WHAT IS EXPECTED:
Print all of the lines exactly. Any picture among them stays out.

PROVIDED RECORDS:
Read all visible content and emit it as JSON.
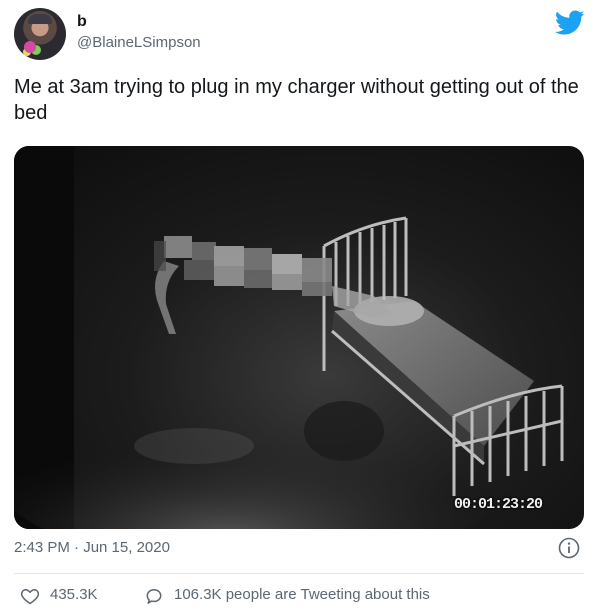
{
  "user": {
    "display_name": "b",
    "handle": "@BlaineLSimpson",
    "avatar_icon": "avatar-photo"
  },
  "brand": {
    "icon": "twitter-bird-icon",
    "color": "#1da1f2"
  },
  "tweet": {
    "text": "Me at 3am trying to plug in my charger without getting out of the bed",
    "media_timestamp": "00:01:23:20"
  },
  "meta": {
    "posted_at": "2:43 PM · Jun 15, 2020",
    "info_icon": "info-icon"
  },
  "actions": {
    "like_icon": "heart-icon",
    "like_count": "435.3K",
    "reply_icon": "speech-bubble-icon",
    "tweeting_text": "106.3K people are Tweeting about this"
  }
}
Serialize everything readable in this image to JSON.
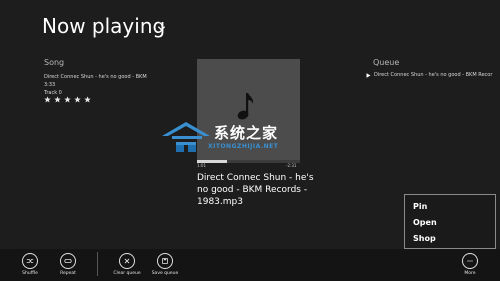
{
  "header": {
    "title": "Now playing"
  },
  "song": {
    "section_label": "Song",
    "lines": [
      "Direct Connec Shun - he's no good - BKM",
      "3:33",
      "Track 0"
    ],
    "rating": 0
  },
  "queue": {
    "section_label": "Queue",
    "items": [
      {
        "label": "Direct Connec Shun - he's no good - BKM Recor",
        "playing": true
      }
    ]
  },
  "now_playing": {
    "track_title": "Direct Connec Shun - he's no good - BKM Records - 1983.mp3",
    "elapsed": "1:01",
    "remaining": "-2:31",
    "progress": 0.29
  },
  "watermark": {
    "text": "系统之家",
    "subtext": "XITONGZHIJIA.NET"
  },
  "appbar": {
    "buttons": [
      {
        "id": "shuffle",
        "label": "Shuffle",
        "icon": "shuffle-icon"
      },
      {
        "id": "repeat",
        "label": "Repeat",
        "icon": "repeat-icon"
      },
      {
        "id": "clear-queue",
        "label": "Clear queue",
        "icon": "close-icon"
      },
      {
        "id": "save-queue",
        "label": "Save queue",
        "icon": "save-icon"
      },
      {
        "id": "more",
        "label": "More",
        "icon": "more-icon"
      }
    ]
  },
  "context_menu": {
    "items": [
      "Pin",
      "Open",
      "Shop"
    ]
  },
  "colors": {
    "background": "#1d1d1d",
    "album_art": "#4c4c4c",
    "appbar": "#141414",
    "watermark_accent": "#3a8fd0"
  }
}
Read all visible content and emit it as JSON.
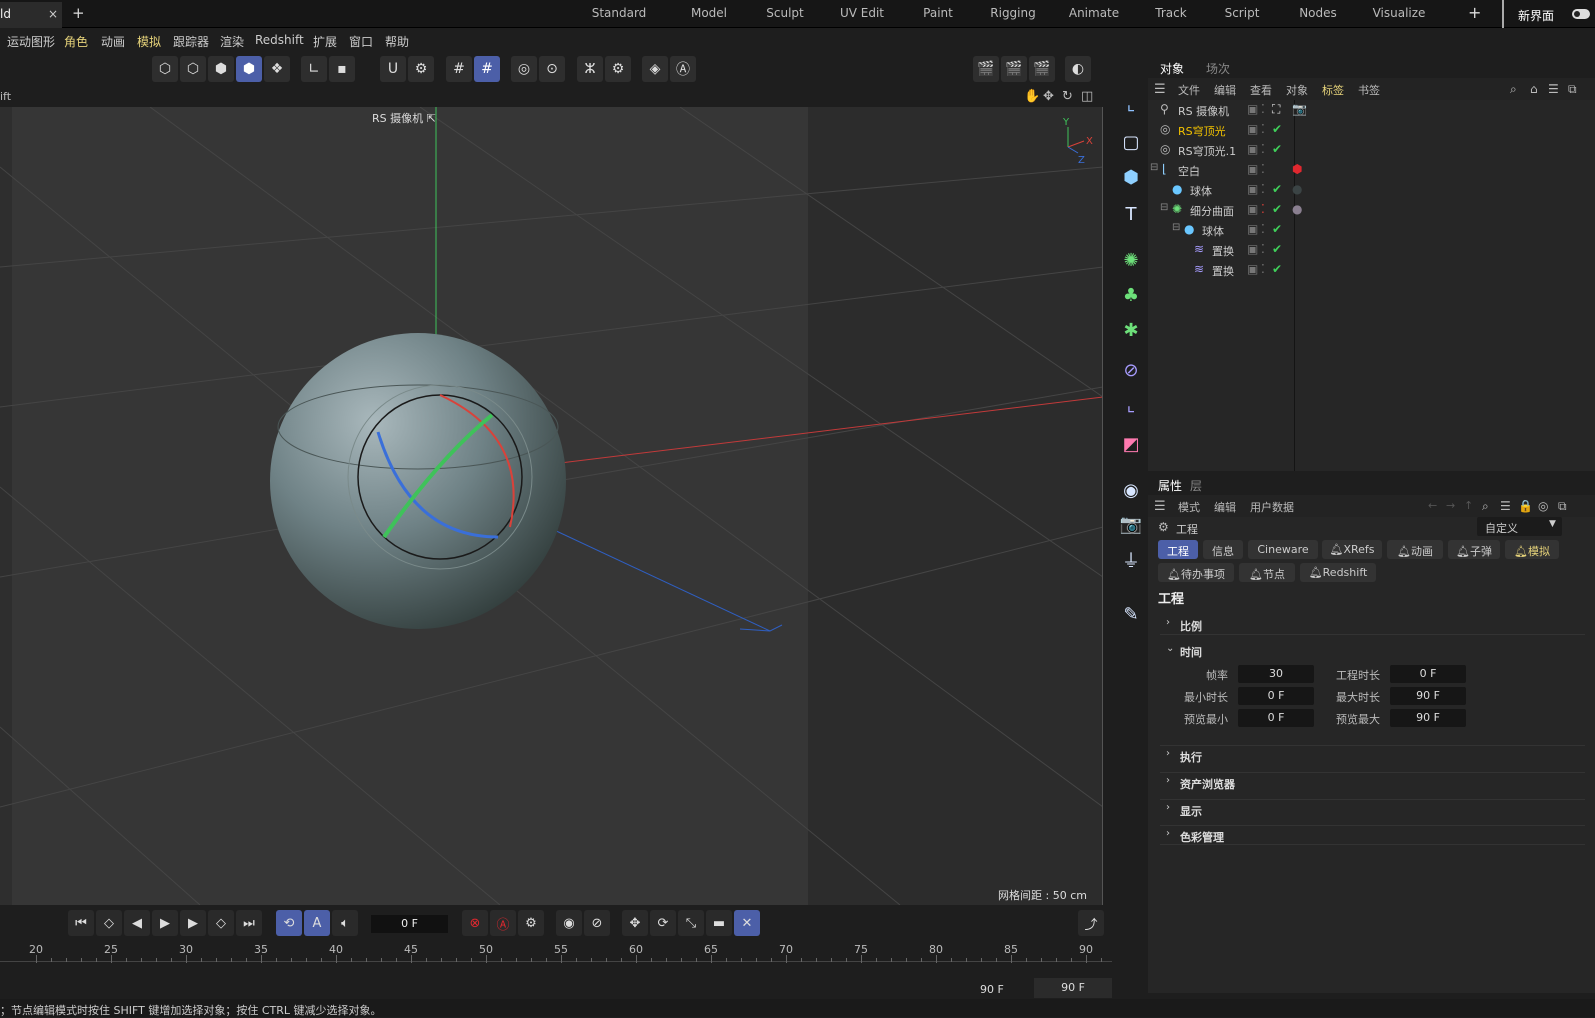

CORRECT RESPONSE:
Read all visible content and emit it as JSON.
{
  "user": {
    "display_name": "b",
    "handle": "@BlaineLSimpson",
    "avatar_icon": "avatar-photo"
  },
  "brand": {
    "icon": "twitter-bird-icon",
    "color": "#1da1f2"
  },
  "tweet": {
    "text": "Me at 3am trying to plug in my charger without getting out of the bed",
    "media_timestamp": "00:01:23:20"
  },
  "meta": {
    "posted_at": "2:43 PM · Jun 15, 2020",
    "info_icon": "info-icon"
  },
  "actions": {
    "like_icon": "heart-icon",
    "like_count": "435.3K",
    "reply_icon": "speech-bubble-icon",
    "tweeting_text": "106.3K people are Tweeting about this"
  }
}
Serialize everything readable in this image to JSON.
{
  "header": {
    "title": "Now playing"
  },
  "song": {
    "section_label": "Song",
    "lines": [
      "Direct Connec Shun - he's no good - BKM",
      "3:33",
      "Track 0"
    ],
    "rating": 0
  },
  "queue": {
    "section_label": "Queue",
    "items": [
      {
        "label": "Direct Connec Shun - he's no good - BKM Recor",
        "playing": true
      }
    ]
  },
  "now_playing": {
    "track_title": "Direct Connec Shun - he's no good - BKM Records - 1983.mp3",
    "elapsed": "1:01",
    "remaining": "-2:31",
    "progress": 0.29
  },
  "watermark": {
    "text": "系统之家",
    "subtext": "XITONGZHIJIA.NET"
  },
  "appbar": {
    "buttons": [
      {
        "id": "shuffle",
        "label": "Shuffle",
        "icon": "shuffle-icon"
      },
      {
        "id": "repeat",
        "label": "Repeat",
        "icon": "repeat-icon"
      },
      {
        "id": "clear-queue",
        "label": "Clear queue",
        "icon": "close-icon"
      },
      {
        "id": "save-queue",
        "label": "Save queue",
        "icon": "save-icon"
      },
      {
        "id": "more",
        "label": "More",
        "icon": "more-icon"
      }
    ]
  },
  "context_menu": {
    "items": [
      "Pin",
      "Open",
      "Shop"
    ]
  },
  "colors": {
    "background": "#1d1d1d",
    "album_art": "#4c4c4c",
    "appbar": "#141414",
    "watermark_accent": "#3a8fd0"
  }
}
Read all visible content and emit it as JSON.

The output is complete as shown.